• Brief 1:
In the entries below, print every line starting at the one containing "bullet-marker: • bbox=[44, 364, 53, 392]" and ending at the one containing "related-text-recyclers: Searchable national".

Sarah Wollaston MP

Sarah Wollaston MP has come in for some criticism over how she dealt with two men who told her, last year, that they’d been in one case sexually assaulted, and in another case raped, by Nigel Evans MP. He was acquitted of rape and a number of sexual assault charges last week, and is not guilty of any of them.

Dan Hodges, in the Telegraph (I’m on his case again, I’m afraid), explains his criticism of Sarah Wollaston by saying

Partly because of her actions, a wholly innocent man had his reputation destroyed and his career ruined, and now faces crippling debts to cover the cost of his legal fees.

What she did was wrong, his argument seems to run, because she triggered the chain of events that led to where Nigel Evans is now.

And in I think the worst article I’ve seen written on this whole affair, the Steeple Times says

This maliciously reckless woman is amongst those responsible for having ensured our contributor Nigel Evans was wrongly brought to trial by the Crown Prosecution Service … Here is a woman who has helped cost Nigel Evans his career and £130,000 in legal fees.

Again (this time in immoderate terms) the complaint is that the case reached court because of her involvement. So what did Sarah Wollaston do to justify condemnation like this? Just as importantly: what do these critics say she should have done?

Wollaston explained what she did do in an article she wrote, also in the Telegraph, on Monday. In it, she says a man told her he’d been sexually assaulted, and came to her office – at her invitation – to recount more fully what he said had happened. Then another man telephoned her, saying he’d been raped.

• Source material:
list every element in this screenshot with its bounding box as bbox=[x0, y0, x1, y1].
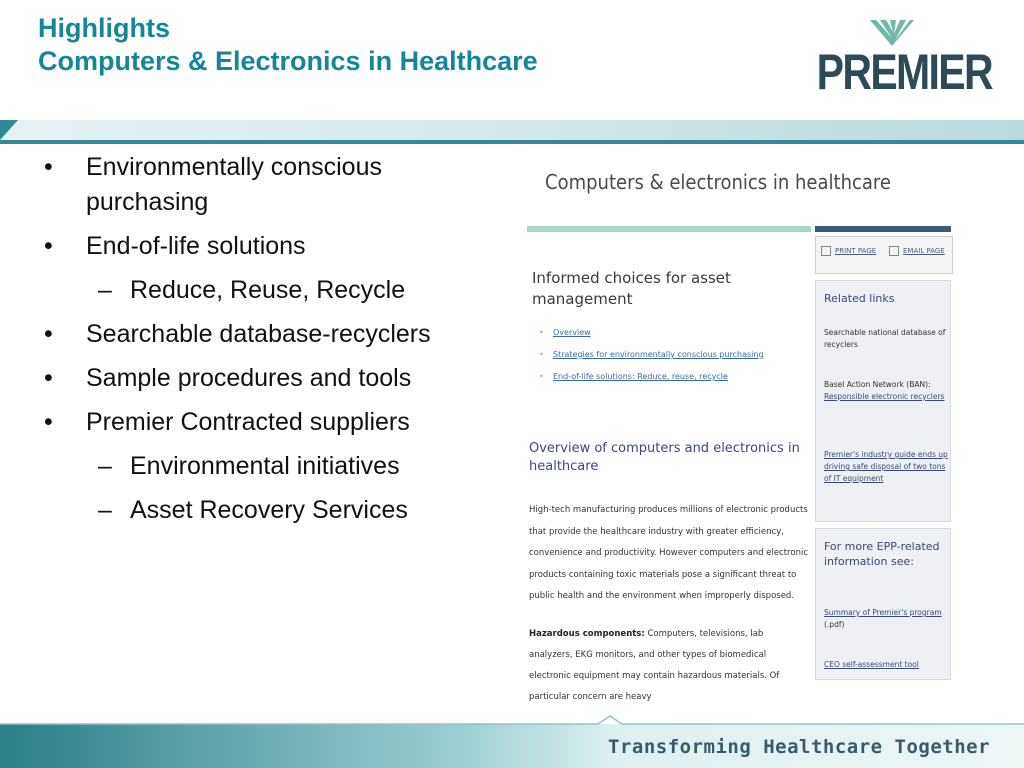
bullet-marker: • bbox=[44, 364, 53, 392]
bullet-list bbox=[40, 150, 510, 537]
bullet-text: Reduce, Reuse, Recycle bbox=[130, 276, 406, 304]
hazardous-body: Computers, televisions, lab analyzers, EKG monitors, and other types of biomedical electronic equipment may contain hazardous materials. Of particular concern are heavy bbox=[529, 629, 780, 702]
bullet-item bbox=[40, 361, 510, 396]
related-links-heading: Related links bbox=[824, 292, 895, 305]
epp-summary-suffix: (.pdf) bbox=[824, 620, 845, 629]
embedded-webpage-screenshot bbox=[527, 150, 951, 702]
bullet-text: Sample procedures and tools bbox=[86, 364, 412, 392]
related-text-recyclers: Searchable national database of recyclers bbox=[824, 328, 946, 349]
webpage-rule-right bbox=[815, 226, 951, 232]
webpage-link-list bbox=[539, 328, 764, 381]
related-link-industry-guide[interactable]: Premier's industry guide ends up driving safe disposal of two tons of IT equipment bbox=[824, 450, 948, 483]
related-links-panel bbox=[815, 280, 951, 522]
envelope-icon bbox=[889, 246, 899, 256]
slide-header bbox=[0, 0, 1024, 118]
webpage-overview-heading: Overview of computers and electronics in healthcare bbox=[529, 441, 800, 474]
slide-title bbox=[38, 12, 538, 78]
link-end-of-life-label: End-of-life solutions: Reduce, reuse, recycle bbox=[553, 372, 728, 381]
sub-bullet-item bbox=[40, 449, 510, 484]
bullet-text: Environmental initiatives bbox=[130, 452, 400, 480]
webpage-rule-left bbox=[527, 226, 811, 232]
epp-info-panel bbox=[815, 528, 951, 680]
header-band bbox=[0, 118, 1024, 144]
print-page-label: PRINT PAGE bbox=[835, 247, 877, 255]
webpage-main-heading: Informed choices for asset management bbox=[532, 269, 731, 308]
epp-info-heading: For more EPP-related information see: bbox=[824, 540, 940, 568]
bullet-dot-icon: • bbox=[539, 328, 544, 337]
print-page-link[interactable] bbox=[821, 246, 876, 256]
link-overview[interactable] bbox=[539, 328, 764, 337]
epp-summary-link[interactable]: Summary of Premier's program bbox=[824, 608, 942, 617]
bullet-text: Asset Recovery Services bbox=[130, 496, 408, 524]
sub-bullet-item bbox=[40, 273, 510, 308]
bullet-item bbox=[40, 229, 510, 264]
webpage-overview-body: High-tech manufacturing produces millions of electronic products that provide the healthcare industry with greater efficiency, convenience and productivity. However computers and electronic products containing toxic materials pose a significant threat to public health and the environment when improperly disposed. bbox=[529, 505, 808, 601]
bullet-text: Premier Contracted suppliers bbox=[86, 408, 410, 436]
sub-bullet-marker: – bbox=[98, 496, 112, 524]
epp-summary-row bbox=[824, 607, 950, 631]
link-strategies-label: Strategies for environmentally conscious purchasing bbox=[553, 350, 764, 359]
hazardous-label: Hazardous components: bbox=[529, 629, 645, 639]
webpage-title: Computers & electronics in healthcare bbox=[545, 170, 891, 194]
title-line-1: Highlights bbox=[38, 13, 170, 43]
bullet-marker: • bbox=[44, 232, 53, 260]
premier-logo bbox=[800, 20, 992, 100]
footer-tagline: Transforming Healthcare Together bbox=[608, 736, 991, 758]
printer-icon bbox=[821, 246, 831, 256]
email-page-label: EMAIL PAGE bbox=[903, 247, 945, 255]
bullet-text: End-of-life solutions bbox=[86, 232, 306, 260]
bullet-text: Searchable database-recyclers bbox=[86, 320, 431, 348]
bullet-dot-icon: • bbox=[539, 350, 544, 359]
bullet-item bbox=[40, 317, 510, 352]
bullet-dot-icon: • bbox=[539, 372, 544, 381]
sub-bullet-marker: – bbox=[98, 276, 112, 304]
link-end-of-life[interactable] bbox=[539, 372, 764, 381]
bullet-marker: • bbox=[44, 320, 53, 348]
bullet-item bbox=[40, 405, 510, 440]
bullet-text: Environmentally conscious purchasing bbox=[86, 153, 382, 216]
related-link-recyclers[interactable]: Responsible electronic recyclers bbox=[824, 392, 945, 401]
sub-bullet-marker: – bbox=[98, 452, 112, 480]
title-line-2: Computers & Electronics in Healthcare bbox=[38, 46, 538, 76]
bullet-marker: • bbox=[44, 408, 53, 436]
related-text-ban: Basel Action Network (BAN): bbox=[824, 380, 931, 389]
ceo-tool-link[interactable]: CEO self-assessment tool bbox=[824, 660, 919, 669]
logo-text: PREMIER bbox=[816, 44, 992, 100]
email-page-link[interactable] bbox=[889, 246, 945, 256]
link-overview-label: Overview bbox=[553, 328, 591, 337]
sub-bullet-item bbox=[40, 493, 510, 528]
bullet-item bbox=[40, 150, 510, 220]
link-strategies[interactable] bbox=[539, 350, 764, 359]
webpage-hazardous-paragraph bbox=[529, 624, 809, 708]
bullet-marker: • bbox=[44, 153, 53, 181]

• Brief 2:
Answer these questions on the Sarah Wollaston piece above:
(a) Of what was Nigel Evans acquitted last week?
(b) What amount in legal fees does the Steeple Times mention?
(c) In which newspaper, and on what day, did Wollaston's own article appear?

• Final answer 1:
bullet-marker: • bbox=[44, 364, 53, 392]
bullet-list bbox=[40, 150, 510, 537]
bullet-text: Reduce, Reuse, Recycle bbox=[130, 276, 406, 304]
hazardous-body: Computers, televisions, lab analyzers, EKG monitors, and other types of biomedical electronic equipment may contain hazardous materials. Of particular concern are heavy bbox=[529, 629, 780, 702]
bullet-item bbox=[40, 361, 510, 396]
related-links-heading: Related links bbox=[824, 292, 895, 305]
epp-summary-suffix: (.pdf) bbox=[824, 620, 845, 629]
embedded-webpage-screenshot bbox=[527, 150, 951, 702]
bullet-text: Sample procedures and tools bbox=[86, 364, 412, 392]
related-text-recyclers: Searchable national database of recyclers bbox=[824, 328, 946, 349]

• Final answer 2:
(a) Rape and a number of sexual assault charges.
(b) £130,000.
(c) The Telegraph, on Monday.